◆ RECORDED DATA ◆
— BEGIN —
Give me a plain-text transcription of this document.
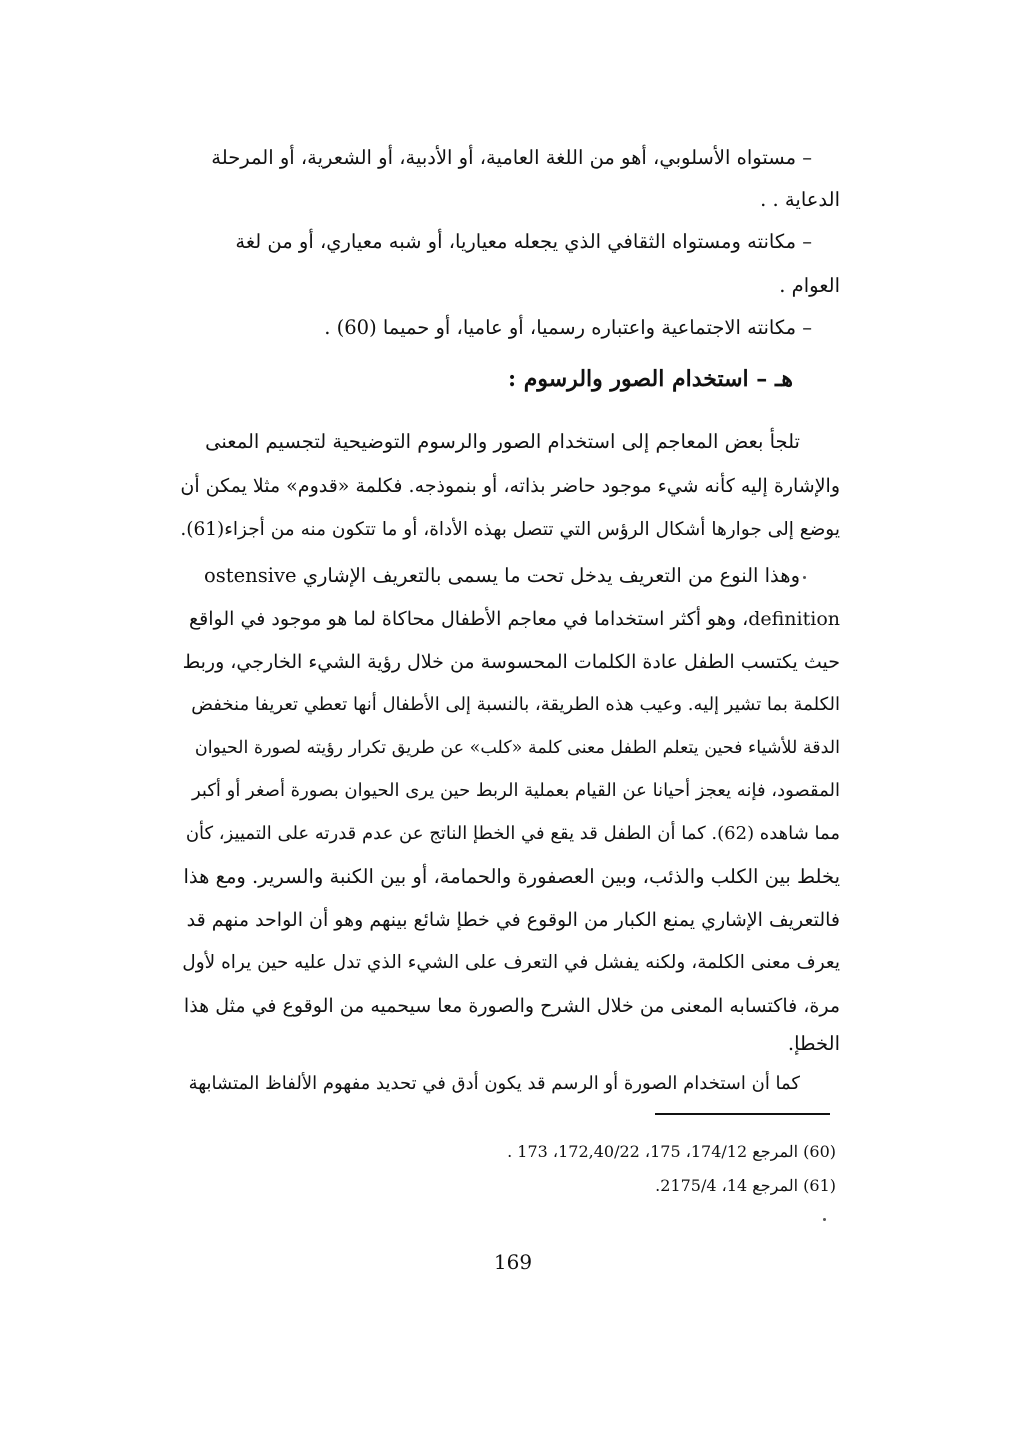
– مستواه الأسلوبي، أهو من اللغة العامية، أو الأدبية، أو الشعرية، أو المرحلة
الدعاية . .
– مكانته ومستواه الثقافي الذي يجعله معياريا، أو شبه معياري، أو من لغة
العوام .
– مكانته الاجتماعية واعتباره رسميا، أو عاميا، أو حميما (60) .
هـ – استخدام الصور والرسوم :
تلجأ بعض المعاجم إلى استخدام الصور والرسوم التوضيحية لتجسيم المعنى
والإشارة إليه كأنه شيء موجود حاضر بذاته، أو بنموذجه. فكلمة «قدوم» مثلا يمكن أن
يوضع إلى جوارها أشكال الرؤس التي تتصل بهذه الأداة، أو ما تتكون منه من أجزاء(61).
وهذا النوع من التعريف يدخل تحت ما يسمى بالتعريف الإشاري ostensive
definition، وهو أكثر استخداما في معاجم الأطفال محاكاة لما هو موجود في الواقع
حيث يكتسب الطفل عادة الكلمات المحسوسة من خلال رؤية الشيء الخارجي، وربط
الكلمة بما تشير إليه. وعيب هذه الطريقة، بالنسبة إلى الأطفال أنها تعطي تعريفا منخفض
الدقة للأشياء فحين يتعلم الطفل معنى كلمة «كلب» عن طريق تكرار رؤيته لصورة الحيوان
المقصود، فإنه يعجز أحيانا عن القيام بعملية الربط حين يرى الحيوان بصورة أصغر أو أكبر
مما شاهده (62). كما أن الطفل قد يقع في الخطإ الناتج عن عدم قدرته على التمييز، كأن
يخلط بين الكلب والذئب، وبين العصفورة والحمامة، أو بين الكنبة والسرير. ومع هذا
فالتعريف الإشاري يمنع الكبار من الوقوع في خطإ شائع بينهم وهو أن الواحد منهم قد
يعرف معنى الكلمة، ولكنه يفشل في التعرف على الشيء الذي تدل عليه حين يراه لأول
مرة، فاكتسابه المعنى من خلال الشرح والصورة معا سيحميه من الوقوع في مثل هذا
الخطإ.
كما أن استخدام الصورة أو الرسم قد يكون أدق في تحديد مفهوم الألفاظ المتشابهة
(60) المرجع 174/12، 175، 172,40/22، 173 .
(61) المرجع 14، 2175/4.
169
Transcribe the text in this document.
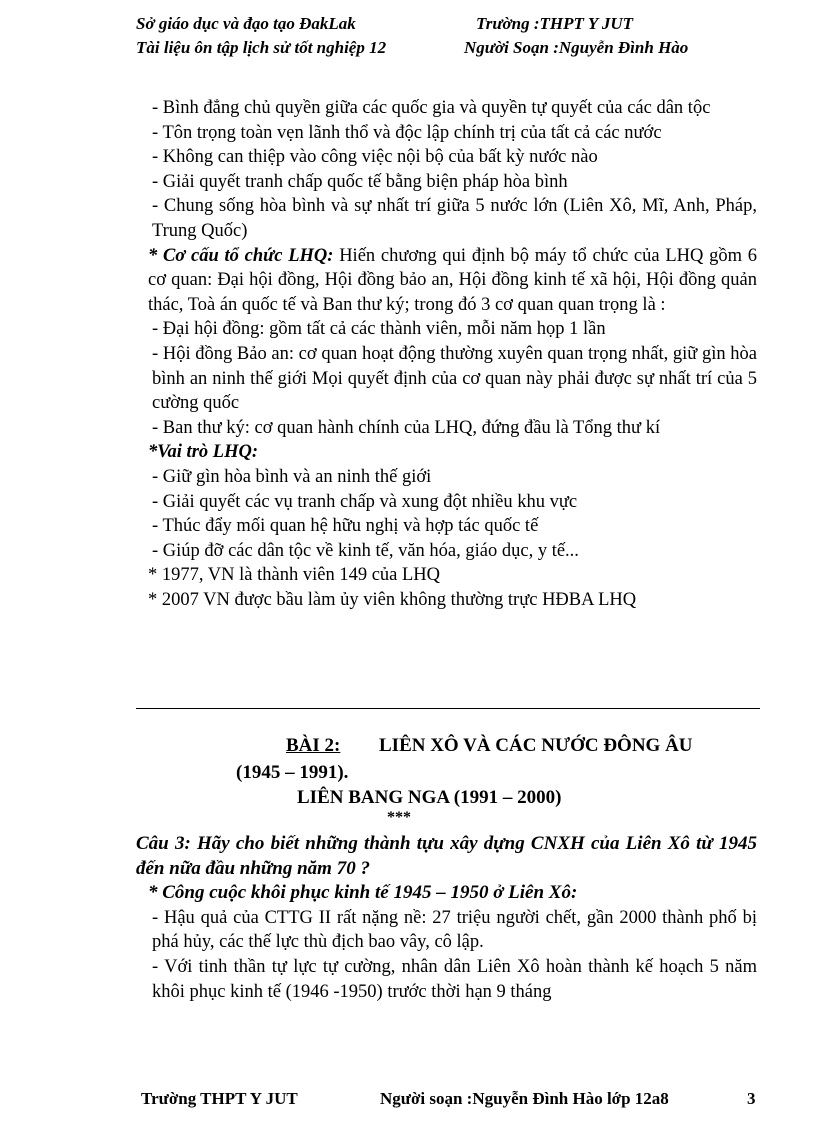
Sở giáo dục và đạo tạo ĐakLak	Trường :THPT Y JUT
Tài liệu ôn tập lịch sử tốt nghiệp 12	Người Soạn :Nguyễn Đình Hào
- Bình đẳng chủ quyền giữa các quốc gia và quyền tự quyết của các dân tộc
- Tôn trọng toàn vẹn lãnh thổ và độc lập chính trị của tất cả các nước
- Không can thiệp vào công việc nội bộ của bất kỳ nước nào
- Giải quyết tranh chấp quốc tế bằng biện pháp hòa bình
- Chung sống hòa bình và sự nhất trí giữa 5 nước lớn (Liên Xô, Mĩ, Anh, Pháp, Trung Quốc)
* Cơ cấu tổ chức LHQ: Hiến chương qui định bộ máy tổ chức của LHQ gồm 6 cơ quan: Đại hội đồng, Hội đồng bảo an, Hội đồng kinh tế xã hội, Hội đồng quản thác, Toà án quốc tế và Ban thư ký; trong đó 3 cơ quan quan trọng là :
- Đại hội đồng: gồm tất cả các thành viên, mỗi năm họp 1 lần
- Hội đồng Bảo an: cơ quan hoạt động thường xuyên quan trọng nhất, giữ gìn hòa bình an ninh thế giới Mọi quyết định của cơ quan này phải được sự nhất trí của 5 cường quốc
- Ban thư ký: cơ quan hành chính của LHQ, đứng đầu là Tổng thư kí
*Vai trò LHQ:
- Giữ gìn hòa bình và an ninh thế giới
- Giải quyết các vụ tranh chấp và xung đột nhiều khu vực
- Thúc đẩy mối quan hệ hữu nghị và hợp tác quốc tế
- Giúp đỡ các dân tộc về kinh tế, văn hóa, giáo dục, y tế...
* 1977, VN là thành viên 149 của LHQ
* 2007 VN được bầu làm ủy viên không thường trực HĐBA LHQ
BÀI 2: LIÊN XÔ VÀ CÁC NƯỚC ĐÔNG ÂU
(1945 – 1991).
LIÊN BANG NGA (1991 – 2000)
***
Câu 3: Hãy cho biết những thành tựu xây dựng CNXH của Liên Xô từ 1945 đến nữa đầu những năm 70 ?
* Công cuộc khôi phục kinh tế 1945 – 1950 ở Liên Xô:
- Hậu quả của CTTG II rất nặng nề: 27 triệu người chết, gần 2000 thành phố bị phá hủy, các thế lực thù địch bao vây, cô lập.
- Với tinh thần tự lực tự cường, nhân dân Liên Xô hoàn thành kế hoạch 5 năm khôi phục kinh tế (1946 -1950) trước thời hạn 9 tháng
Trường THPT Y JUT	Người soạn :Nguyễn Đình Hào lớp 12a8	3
— END —
◆ EXERCISE DETAILS ◆
What is the number of lines in these records that contain "định"? Reply with the number only.

◆ WORKED ANSWER ◆
2